* **Task instructions**
Report the count of lines containing the word "feel" in the entries below, and nothing more.

* **Supplied records**
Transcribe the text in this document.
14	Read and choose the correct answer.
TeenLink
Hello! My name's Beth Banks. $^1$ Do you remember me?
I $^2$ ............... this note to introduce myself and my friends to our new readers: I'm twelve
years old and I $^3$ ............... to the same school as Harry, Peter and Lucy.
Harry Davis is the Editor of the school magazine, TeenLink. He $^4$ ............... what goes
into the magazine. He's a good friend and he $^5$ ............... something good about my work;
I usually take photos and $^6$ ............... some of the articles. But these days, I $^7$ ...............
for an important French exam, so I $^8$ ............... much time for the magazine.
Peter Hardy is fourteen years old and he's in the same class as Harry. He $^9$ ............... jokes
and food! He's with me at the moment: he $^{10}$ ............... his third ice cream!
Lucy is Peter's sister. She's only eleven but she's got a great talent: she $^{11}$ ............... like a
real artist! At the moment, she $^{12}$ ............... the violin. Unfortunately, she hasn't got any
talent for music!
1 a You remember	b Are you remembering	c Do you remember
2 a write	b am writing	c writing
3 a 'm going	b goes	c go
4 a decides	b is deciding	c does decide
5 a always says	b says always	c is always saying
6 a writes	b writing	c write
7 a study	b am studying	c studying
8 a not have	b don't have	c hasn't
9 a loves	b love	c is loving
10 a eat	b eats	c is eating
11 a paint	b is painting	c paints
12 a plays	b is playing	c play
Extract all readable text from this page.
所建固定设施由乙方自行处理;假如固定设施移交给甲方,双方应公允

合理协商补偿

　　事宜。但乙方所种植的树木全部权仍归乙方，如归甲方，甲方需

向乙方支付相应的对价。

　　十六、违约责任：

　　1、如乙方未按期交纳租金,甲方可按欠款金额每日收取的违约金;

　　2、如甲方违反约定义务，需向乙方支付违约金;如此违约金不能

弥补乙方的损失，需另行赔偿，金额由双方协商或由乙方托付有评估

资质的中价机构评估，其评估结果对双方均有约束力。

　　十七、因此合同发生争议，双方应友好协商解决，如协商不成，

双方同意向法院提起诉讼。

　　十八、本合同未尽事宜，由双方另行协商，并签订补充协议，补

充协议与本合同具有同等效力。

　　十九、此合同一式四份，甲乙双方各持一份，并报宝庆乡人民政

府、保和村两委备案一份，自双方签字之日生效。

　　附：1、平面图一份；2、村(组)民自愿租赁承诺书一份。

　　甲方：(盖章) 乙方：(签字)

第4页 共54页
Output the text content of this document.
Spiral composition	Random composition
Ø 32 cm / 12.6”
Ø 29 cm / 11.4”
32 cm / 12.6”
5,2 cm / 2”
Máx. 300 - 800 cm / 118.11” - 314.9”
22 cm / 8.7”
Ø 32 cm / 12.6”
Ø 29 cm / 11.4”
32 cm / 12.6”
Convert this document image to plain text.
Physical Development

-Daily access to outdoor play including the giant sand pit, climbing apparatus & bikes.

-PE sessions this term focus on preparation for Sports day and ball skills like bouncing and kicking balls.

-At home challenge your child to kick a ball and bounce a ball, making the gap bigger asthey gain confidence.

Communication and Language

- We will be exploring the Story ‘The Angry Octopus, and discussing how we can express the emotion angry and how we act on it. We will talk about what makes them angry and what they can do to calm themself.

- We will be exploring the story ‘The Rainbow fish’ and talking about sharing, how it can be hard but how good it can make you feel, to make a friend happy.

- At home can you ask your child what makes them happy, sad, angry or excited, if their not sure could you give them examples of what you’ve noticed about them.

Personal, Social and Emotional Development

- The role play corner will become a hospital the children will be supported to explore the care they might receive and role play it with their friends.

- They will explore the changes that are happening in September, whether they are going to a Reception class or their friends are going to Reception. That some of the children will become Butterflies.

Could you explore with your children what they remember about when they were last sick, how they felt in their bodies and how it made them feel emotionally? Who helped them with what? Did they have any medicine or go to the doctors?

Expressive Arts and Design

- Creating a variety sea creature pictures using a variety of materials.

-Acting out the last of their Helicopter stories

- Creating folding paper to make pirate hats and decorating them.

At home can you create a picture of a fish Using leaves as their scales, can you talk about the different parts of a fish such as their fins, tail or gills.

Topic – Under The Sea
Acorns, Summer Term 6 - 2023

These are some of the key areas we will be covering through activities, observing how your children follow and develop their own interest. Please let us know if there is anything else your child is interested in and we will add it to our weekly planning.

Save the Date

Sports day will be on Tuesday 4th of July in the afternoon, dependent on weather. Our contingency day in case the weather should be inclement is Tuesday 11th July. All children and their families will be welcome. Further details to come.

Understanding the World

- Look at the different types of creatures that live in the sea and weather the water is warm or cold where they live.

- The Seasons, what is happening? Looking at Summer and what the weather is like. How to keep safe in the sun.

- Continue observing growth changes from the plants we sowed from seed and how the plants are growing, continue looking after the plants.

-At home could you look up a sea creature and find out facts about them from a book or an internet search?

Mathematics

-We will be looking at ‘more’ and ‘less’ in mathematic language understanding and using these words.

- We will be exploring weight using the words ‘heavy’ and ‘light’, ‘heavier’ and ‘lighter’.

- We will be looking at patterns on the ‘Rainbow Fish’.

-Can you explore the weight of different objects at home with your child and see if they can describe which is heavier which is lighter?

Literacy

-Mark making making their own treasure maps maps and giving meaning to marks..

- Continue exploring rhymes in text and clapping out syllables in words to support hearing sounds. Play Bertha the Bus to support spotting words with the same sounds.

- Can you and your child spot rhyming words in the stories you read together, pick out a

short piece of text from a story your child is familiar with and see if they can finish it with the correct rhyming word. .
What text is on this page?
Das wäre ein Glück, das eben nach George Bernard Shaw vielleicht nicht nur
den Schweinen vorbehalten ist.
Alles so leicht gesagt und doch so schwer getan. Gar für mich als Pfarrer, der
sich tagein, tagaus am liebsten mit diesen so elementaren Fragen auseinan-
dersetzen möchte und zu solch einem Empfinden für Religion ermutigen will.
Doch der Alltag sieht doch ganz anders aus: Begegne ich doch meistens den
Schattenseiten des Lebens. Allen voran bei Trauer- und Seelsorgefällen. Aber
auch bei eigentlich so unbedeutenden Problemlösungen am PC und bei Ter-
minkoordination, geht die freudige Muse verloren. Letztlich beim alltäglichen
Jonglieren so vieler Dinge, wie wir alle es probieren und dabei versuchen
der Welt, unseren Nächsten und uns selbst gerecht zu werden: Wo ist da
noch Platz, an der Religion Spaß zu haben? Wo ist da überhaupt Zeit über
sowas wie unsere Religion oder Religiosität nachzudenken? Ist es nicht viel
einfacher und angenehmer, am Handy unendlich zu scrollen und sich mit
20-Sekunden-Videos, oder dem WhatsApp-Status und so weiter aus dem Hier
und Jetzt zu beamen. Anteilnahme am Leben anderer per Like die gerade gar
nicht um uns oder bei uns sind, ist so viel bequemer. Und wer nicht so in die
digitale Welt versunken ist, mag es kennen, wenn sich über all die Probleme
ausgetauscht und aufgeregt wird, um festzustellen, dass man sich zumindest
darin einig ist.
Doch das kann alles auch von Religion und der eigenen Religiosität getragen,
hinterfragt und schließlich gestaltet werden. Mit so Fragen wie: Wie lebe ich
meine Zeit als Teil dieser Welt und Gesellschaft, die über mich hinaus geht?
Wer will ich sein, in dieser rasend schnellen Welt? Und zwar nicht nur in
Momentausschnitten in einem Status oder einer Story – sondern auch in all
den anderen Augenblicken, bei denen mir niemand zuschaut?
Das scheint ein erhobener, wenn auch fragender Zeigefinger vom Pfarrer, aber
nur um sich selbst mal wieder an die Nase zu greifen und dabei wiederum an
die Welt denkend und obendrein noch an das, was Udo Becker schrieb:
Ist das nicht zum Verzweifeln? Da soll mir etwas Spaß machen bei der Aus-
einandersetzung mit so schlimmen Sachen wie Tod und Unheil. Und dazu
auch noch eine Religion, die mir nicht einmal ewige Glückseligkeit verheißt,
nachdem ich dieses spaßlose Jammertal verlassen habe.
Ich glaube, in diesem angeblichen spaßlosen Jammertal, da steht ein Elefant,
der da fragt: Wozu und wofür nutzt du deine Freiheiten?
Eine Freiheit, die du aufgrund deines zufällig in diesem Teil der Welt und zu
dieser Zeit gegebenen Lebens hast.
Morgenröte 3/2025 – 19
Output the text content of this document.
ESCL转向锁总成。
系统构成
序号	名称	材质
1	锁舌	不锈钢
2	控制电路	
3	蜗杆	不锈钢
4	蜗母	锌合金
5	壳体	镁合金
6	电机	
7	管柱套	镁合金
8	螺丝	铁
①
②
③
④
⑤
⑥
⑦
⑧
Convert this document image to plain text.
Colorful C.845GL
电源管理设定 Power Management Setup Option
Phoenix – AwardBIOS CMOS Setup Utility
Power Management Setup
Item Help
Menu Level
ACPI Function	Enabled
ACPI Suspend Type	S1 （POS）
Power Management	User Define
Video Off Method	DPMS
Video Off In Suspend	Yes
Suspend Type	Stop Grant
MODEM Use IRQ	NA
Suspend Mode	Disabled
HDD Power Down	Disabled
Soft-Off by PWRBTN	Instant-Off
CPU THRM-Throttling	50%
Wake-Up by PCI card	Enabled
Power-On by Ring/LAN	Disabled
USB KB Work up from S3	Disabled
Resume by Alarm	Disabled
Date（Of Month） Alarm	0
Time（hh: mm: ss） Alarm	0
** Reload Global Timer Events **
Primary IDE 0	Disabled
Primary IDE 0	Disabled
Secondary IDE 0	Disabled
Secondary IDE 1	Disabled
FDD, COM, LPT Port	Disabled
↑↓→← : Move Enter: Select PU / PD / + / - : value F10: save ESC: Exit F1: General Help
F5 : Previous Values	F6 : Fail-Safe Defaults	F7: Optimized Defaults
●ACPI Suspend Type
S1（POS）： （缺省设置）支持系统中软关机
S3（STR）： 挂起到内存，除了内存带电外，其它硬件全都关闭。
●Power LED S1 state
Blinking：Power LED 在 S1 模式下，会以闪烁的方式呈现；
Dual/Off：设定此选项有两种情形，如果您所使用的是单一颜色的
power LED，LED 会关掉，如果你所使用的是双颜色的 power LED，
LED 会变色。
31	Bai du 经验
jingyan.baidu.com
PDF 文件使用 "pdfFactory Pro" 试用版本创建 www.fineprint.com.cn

* **Solution to this problem**
2